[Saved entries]
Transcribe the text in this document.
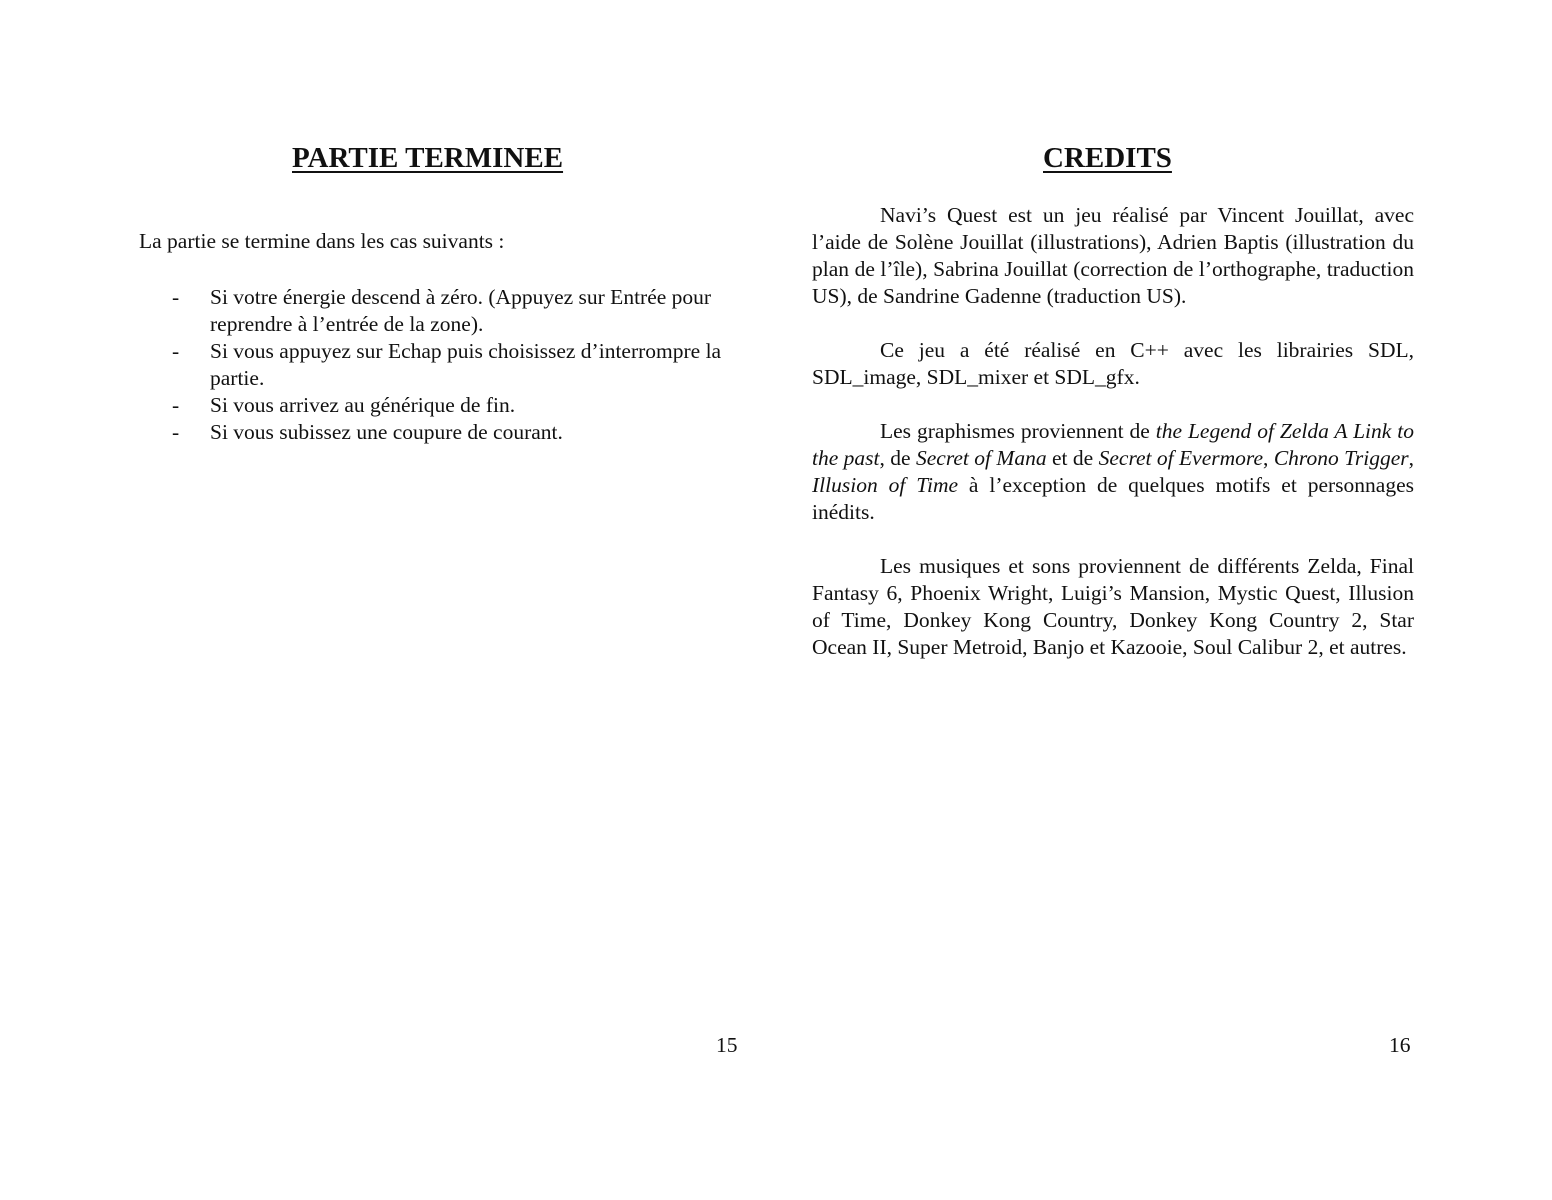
PARTIE TERMINEE

La partie se termine dans les cas suivants :

- Si votre énergie descend à zéro. (Appuyez sur Entrée pour reprendre à l’entrée de la zone).
- Si vous appuyez sur Echap puis choisissez d’interrompre la partie.
- Si vous arrivez au générique de fin.
- Si vous subissez une coupure de courant.

15

CREDITS

Navi’s Quest est un jeu réalisé par Vincent Jouillat, avec l’aide de Solène Jouillat (illustrations), Adrien Baptis (illustration du plan de l’île), Sabrina Jouillat (correction de l’orthographe, traduction US), de Sandrine Gadenne (traduction US).

Ce jeu a été réalisé en C++ avec les librairies SDL, SDL_image, SDL_mixer et SDL_gfx.

Les graphismes proviennent de the Legend of Zelda A Link to the past, de Secret of Mana et de Secret of Evermore, Chrono Trigger, Illusion of Time à l’exception de quelques motifs et personnages inédits.

Les musiques et sons proviennent de différents Zelda, Final Fantasy 6, Phoenix Wright, Luigi’s Mansion, Mystic Quest, Illusion of Time, Donkey Kong Country, Donkey Kong Country 2, Star Ocean II, Super Metroid, Banjo et Kazooie, Soul Calibur 2, et autres.

16
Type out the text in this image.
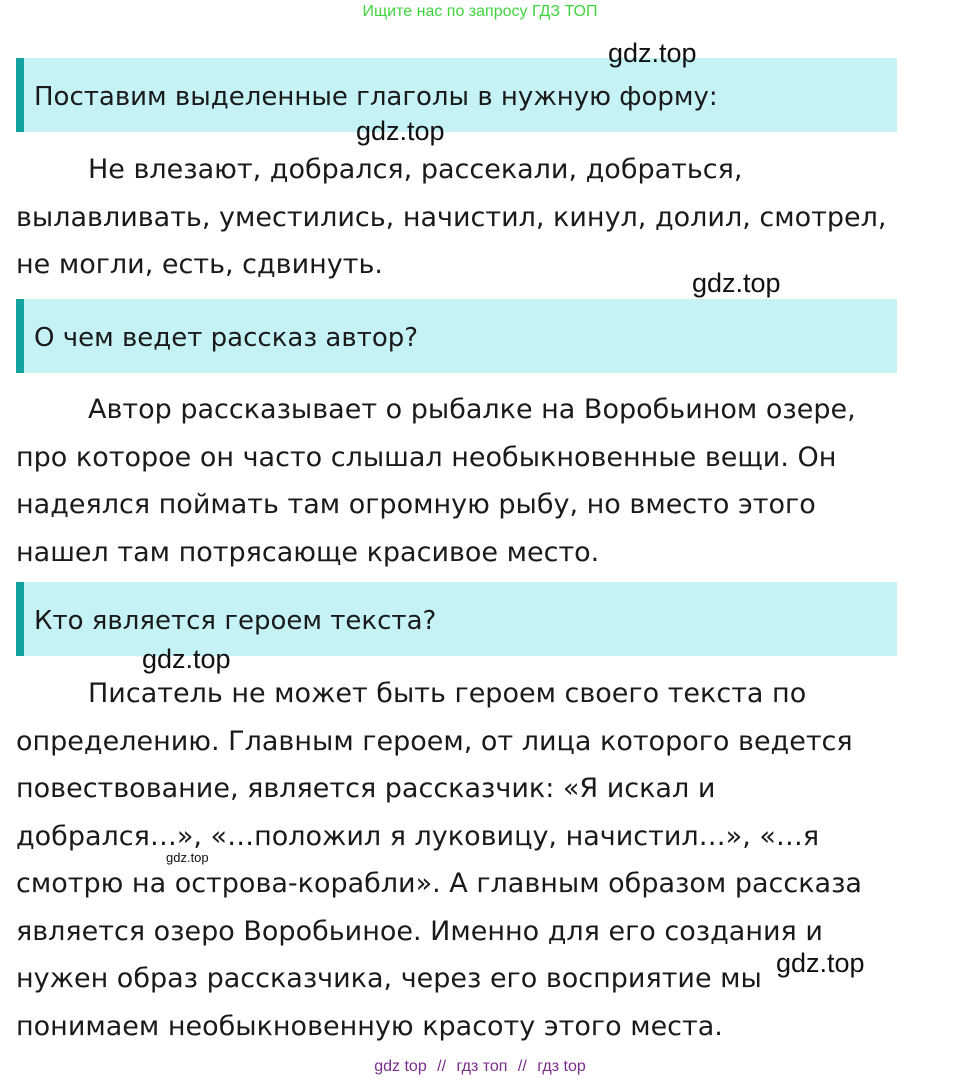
Ищите нас по запросу ГДЗ ТОП
Поставим выделенные глаголы в нужную форму:

Не влезают, добрался, рассекали, добраться, вылавливать, уместились, начистил, кинул, долил, смотрел, не могли, есть, сдвинуть.

О чем ведет рассказ автор?

Автор рассказывает о рыбалке на Воробьином озере, про которое он часто слышал необыкновенные вещи. Он надеялся поймать там огромную рыбу, но вместо этого нашел там потрясающе красивое место.

Кто является героем текста?

Писатель не может быть героем своего текста по определению. Главным героем, от лица которого ведется повествование, является рассказчик: «Я искал и добрался…», «…положил я луковицу, начистил…», «…я смотрю на острова-корабли». А главным образом рассказа является озеро Воробьиное. Именно для его создания и нужен образ рассказчика, через его восприятие мы понимаем необыкновенную красоту этого места.

gdz.top
gdz.top
gdz.top
gdz.top
gdz.top
gdz.top
gdz top // гдз топ // гдз top
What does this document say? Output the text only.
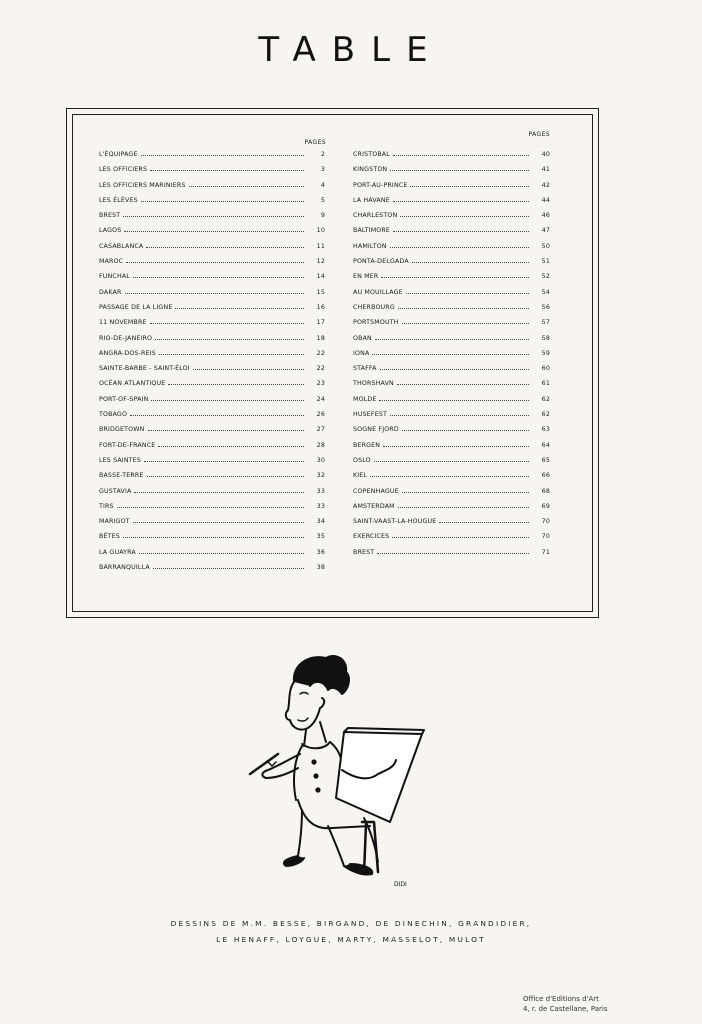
TABLE
PAGES
L'ÉQUIPAGE	2
LES OFFICIERS	3
LES OFFICIERS MARINIERS	4
LES ÉLÈVES	5
BREST	9
LAGOS	10
CASABLANCA	11
MAROC	12
FUNCHAL	14
DAKAR	15
PASSAGE DE LA LIGNE	16
11 NOVEMBRE	17
RIO-DE-JANEIRO	18
ANGRA-DOS-REIS	22
SAINTE-BARBE - SAINT-ÉLOI	22
OCÉAN ATLANTIQUE	23
PORT-OF-SPAIN	24
TOBAGO	26
BRIDGETOWN	27
FORT-DE-FRANCE	28
LES SAINTES	30
BASSE-TERRE	32
GUSTAVIA	33
TIRS	33
MARIGOT	34
BÊTES	35
LA GUAYRA	36
BARRANQUILLA	38
PAGES
CRISTOBAL	40
KINGSTON	41
PORT-AU-PRINCE	42
LA HAVANE	44
CHARLESTON	46
BALTIMORE	47
HAMILTON	50
PONTA-DELGADA	51
EN MER	52
AU MOUILLAGE	54
CHERBOURG	56
PORTSMOUTH	57
OBAN	58
IONA	59
STAFFA	60
THORSHAVN	61
MOLDE	62
HUSEFEST	62
SOGNE FJORD	63
BERGEN	64
OSLO	65
KIEL	66
COPENHAGUE	68
AMSTERDAM	69
SAINT-VAAST-LA-HOUGUE	70
EXERCICES	70
BREST	71
DIDI
DESSINS DE M.M. BESSE, BIRGAND, DE DINECHIN, GRANDIDIER,
LE HENAFF, LOYGUE, MARTY, MASSELOT, MULOT
Office d'Editions d'Art
4, r. de Castellane, Paris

### [Direction]
Copy the records above exactly. The pictures are not part of the copy.

### [The answer]
Transcribe the text in this document.
PARTIE TERMINEE

La partie se termine dans les cas suivants :

- Si votre énergie descend à zéro. (Appuyez sur Entrée pour reprendre à l’entrée de la zone).
- Si vous appuyez sur Echap puis choisissez d’interrompre la partie.
- Si vous arrivez au générique de fin.
- Si vous subissez une coupure de courant.

15

CREDITS

Navi’s Quest est un jeu réalisé par Vincent Jouillat, avec l’aide de Solène Jouillat (illustrations), Adrien Baptis (illustration du plan de l’île), Sabrina Jouillat (correction de l’orthographe, traduction US), de Sandrine Gadenne (traduction US).

Ce jeu a été réalisé en C++ avec les librairies SDL, SDL_image, SDL_mixer et SDL_gfx.

Les graphismes proviennent de the Legend of Zelda A Link to the past, de Secret of Mana et de Secret of Evermore, Chrono Trigger, Illusion of Time à l’exception de quelques motifs et personnages inédits.

Les musiques et sons proviennent de différents Zelda, Final Fantasy 6, Phoenix Wright, Luigi’s Mansion, Mystic Quest, Illusion of Time, Donkey Kong Country, Donkey Kong Country 2, Star Ocean II, Super Metroid, Banjo et Kazooie, Soul Calibur 2, et autres.

16
Type out the text in this image.
Ищите нас по запросу ГДЗ ТОП
Поставим выделенные глаголы в нужную форму:

Не влезают, добрался, рассекали, добраться, вылавливать, уместились, начистил, кинул, долил, смотрел, не могли, есть, сдвинуть.

О чем ведет рассказ автор?

Автор рассказывает о рыбалке на Воробьином озере, про которое он часто слышал необыкновенные вещи. Он надеялся поймать там огромную рыбу, но вместо этого нашел там потрясающе красивое место.

Кто является героем текста?

Писатель не может быть героем своего текста по определению. Главным героем, от лица которого ведется повествование, является рассказчик: «Я искал и добрался…», «…положил я луковицу, начистил…», «…я смотрю на острова-корабли». А главным образом рассказа является озеро Воробьиное. Именно для его создания и нужен образ рассказчика, через его восприятие мы понимаем необыкновенную красоту этого места.

gdz.top
gdz.top
gdz.top
gdz.top
gdz.top
gdz.top
gdz top // гдз топ // гдз top
What does this document say? Output the text only.
TABLE
PAGES
L'ÉQUIPAGE	2
LES OFFICIERS	3
LES OFFICIERS MARINIERS	4
LES ÉLÈVES	5
BREST	9
LAGOS	10
CASABLANCA	11
MAROC	12
FUNCHAL	14
DAKAR	15
PASSAGE DE LA LIGNE	16
11 NOVEMBRE	17
RIO-DE-JANEIRO	18
ANGRA-DOS-REIS	22
SAINTE-BARBE - SAINT-ÉLOI	22
OCÉAN ATLANTIQUE	23
PORT-OF-SPAIN	24
TOBAGO	26
BRIDGETOWN	27
FORT-DE-FRANCE	28
LES SAINTES	30
BASSE-TERRE	32
GUSTAVIA	33
TIRS	33
MARIGOT	34
BÊTES	35
LA GUAYRA	36
BARRANQUILLA	38
PAGES
CRISTOBAL	40
KINGSTON	41
PORT-AU-PRINCE	42
LA HAVANE	44
CHARLESTON	46
BALTIMORE	47
HAMILTON	50
PONTA-DELGADA	51
EN MER	52
AU MOUILLAGE	54
CHERBOURG	56
PORTSMOUTH	57
OBAN	58
IONA	59
STAFFA	60
THORSHAVN	61
MOLDE	62
HUSEFEST	62
SOGNE FJORD	63
BERGEN	64
OSLO	65
KIEL	66
COPENHAGUE	68
AMSTERDAM	69
SAINT-VAAST-LA-HOUGUE	70
EXERCICES	70
BREST	71
DIDI
DESSINS DE M.M. BESSE, BIRGAND, DE DINECHIN, GRANDIDIER,
LE HENAFF, LOYGUE, MARTY, MASSELOT, MULOT
Office d'Editions d'Art
4, r. de Castellane, Paris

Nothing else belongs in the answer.